Опубликовано в журнале Крещатик, номер 2, 2015
Женщины Дельво
Жизнь бельгийского художника Поля Дельво почти целиком уложилась в двадцатый век: Дельво умер в 1994 году на 97-м году жизни. На известном портрете, принадлежащем одному из друзей и соратников старика – а старость Дельво приближалась к вечности, – длинные белые волосы с двух сторон занавешивают лицо, маленькие острые глаза прячутся в глазницах, губы плотно сжаты. Он похож на лешего, на сказочного лесного волхва. Центральный сюжет его живописи, едва ли не единственный предмет вдохновений – нагая женщина. Она стоит, недвижная, на уходящей вдаль пустынной улице, чёрная бездонность её глаз, как бы ожидающих мужчину, соотнесена с треугольником внизу живота. Тусклые городские фонари бросают керосиновый свет на её бледно-голубоватую, как у покойника, кожу. Всё окутано молчанием, объято сном, картина излучает мертвенную эротику. На других полотнах большеглазая загадочная женщина с застывшим могильным взглядом оказывается в чаще доисторических хвощей, вдали, теперь уже за деревьями леса, дефилирует безмолвная процессия таких же загадочных бледнокожих существ.
Для женщин Дельво не существует всеразъедающего времени с его привычным хронологическим распорядком, они обретаются в абсолютном времени. Эмигрантки из потустороннего мира, они не ведают ни прошлого, ни будущего. Для них есть лишь то, что Жиль Делёз называет временем в чистом виде – вечно длящееся Настоящее.
Чудовища Браунера
Виктор Браунер, фрацузско-еврейский художник, уроженец румынской Молдовы, мистик и визионер, умерший в 1966 г., на 64-м году жизни, лежит на парижском кладбище Монмартр; на его камне написано: peigner, c’est la vie vraiе, ma vie (писать картины– вот истинная жизнь, моя жизнь). Переехав в 1930 г. из родного местечка в Париж, он прибился к сюрреализму, в следующем году написал автопортрет с вытекшим левым глазом, оказавшийся жутким пророчеством. Как-то раз в кафе, где собирались сюрреалисты, шумная и скандалёзная компания, сцепились два пьяных испанца. Браунер пытался их разнять, один из них швырнул в него пустым стаканом. Через минуту Виктор Браунер лежал на полу с лицом, залитым кровью. Левый глаз, выбитый из глазницы, повис на зрительном нерве.
Грянула Вторая мировая война, Франция капитулировала. Вечно объятый страхом в предчувствии грядущих бед и катастроф, мучимый устрашающими видениями, не отличимыми от галлюцинаций, вдобавок под тенью французской полиции, цепного пса на поводке у гестапо, скрывая своё еврейство, художник метался по стране, покуда не удалось отыскать спасительное укрытие в Южных Альпах. Война кончилась, он вернулся в Париж.

## ИНСТРУКЦИЯ К ЗАДАНИЮ:
Ответьте, пожалуйста, по отрывку о художниках: на каком кладбище похоронен Виктор Браунер?

## ИСХОДНЫЕ ДАННЫЕ:
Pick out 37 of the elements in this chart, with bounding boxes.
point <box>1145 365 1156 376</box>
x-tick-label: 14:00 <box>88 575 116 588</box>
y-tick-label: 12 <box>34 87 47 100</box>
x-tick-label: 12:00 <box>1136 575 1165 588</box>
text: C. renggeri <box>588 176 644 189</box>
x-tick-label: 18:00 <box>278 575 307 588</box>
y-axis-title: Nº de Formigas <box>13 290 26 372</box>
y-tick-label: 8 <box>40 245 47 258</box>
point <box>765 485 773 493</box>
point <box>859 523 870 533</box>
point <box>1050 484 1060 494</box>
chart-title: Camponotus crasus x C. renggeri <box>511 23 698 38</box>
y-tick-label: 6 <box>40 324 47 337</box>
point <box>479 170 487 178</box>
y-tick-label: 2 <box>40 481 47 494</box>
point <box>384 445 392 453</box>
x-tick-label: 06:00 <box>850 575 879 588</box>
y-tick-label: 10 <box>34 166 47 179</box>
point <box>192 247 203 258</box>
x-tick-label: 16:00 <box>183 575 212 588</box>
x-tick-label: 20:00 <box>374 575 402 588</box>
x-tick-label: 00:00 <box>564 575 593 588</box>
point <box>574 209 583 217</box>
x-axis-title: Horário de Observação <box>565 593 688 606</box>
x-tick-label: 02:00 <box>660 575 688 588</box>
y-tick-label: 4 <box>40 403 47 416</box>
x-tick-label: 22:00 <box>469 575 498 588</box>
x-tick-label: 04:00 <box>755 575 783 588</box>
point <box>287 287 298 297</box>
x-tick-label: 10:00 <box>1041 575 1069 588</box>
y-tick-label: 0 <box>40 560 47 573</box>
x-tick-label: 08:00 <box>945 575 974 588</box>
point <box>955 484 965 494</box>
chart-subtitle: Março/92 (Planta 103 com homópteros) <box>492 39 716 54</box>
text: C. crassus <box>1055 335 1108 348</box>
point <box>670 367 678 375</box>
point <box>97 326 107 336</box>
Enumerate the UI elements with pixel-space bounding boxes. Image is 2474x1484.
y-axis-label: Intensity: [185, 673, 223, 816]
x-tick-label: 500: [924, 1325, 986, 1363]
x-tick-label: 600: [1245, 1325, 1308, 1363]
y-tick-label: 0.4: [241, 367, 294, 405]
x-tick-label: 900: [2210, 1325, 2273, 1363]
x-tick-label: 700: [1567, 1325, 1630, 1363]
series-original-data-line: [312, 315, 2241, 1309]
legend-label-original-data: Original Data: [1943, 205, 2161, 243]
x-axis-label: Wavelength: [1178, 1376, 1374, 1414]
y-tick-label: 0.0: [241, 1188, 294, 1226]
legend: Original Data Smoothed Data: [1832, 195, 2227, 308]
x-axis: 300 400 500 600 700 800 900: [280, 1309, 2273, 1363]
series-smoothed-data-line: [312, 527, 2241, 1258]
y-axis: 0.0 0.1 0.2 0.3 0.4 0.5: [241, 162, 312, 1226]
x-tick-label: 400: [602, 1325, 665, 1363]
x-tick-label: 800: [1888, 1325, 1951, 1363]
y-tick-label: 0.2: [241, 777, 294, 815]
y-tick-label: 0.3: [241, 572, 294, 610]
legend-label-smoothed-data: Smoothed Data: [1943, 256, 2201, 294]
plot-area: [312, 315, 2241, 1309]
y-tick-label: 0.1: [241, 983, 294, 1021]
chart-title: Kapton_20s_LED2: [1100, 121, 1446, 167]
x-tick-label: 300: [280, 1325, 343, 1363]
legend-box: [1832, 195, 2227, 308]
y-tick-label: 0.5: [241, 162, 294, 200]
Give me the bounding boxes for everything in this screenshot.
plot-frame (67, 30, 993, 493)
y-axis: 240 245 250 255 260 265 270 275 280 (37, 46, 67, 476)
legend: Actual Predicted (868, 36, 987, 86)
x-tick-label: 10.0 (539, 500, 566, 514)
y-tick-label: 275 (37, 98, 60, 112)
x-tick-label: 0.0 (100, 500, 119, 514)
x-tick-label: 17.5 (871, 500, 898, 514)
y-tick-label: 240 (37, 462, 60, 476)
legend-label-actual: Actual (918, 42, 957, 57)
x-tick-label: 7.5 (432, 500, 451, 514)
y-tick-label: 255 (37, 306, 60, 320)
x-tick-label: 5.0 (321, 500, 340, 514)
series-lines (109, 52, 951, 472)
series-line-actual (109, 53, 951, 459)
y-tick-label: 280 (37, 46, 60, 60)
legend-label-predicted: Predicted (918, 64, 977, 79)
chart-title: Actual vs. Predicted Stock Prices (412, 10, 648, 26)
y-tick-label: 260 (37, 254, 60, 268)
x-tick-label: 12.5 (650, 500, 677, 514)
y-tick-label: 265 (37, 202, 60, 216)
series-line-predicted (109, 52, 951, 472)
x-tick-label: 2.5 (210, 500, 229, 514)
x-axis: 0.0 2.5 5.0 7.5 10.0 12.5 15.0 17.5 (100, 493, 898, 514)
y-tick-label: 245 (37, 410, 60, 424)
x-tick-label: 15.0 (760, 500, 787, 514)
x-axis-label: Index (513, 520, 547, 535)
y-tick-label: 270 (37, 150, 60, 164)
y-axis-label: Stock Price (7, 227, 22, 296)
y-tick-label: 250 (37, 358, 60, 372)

## РЕШЕНИЕ ЗАДАНИЯ:
На парижском кладбище Монмартр.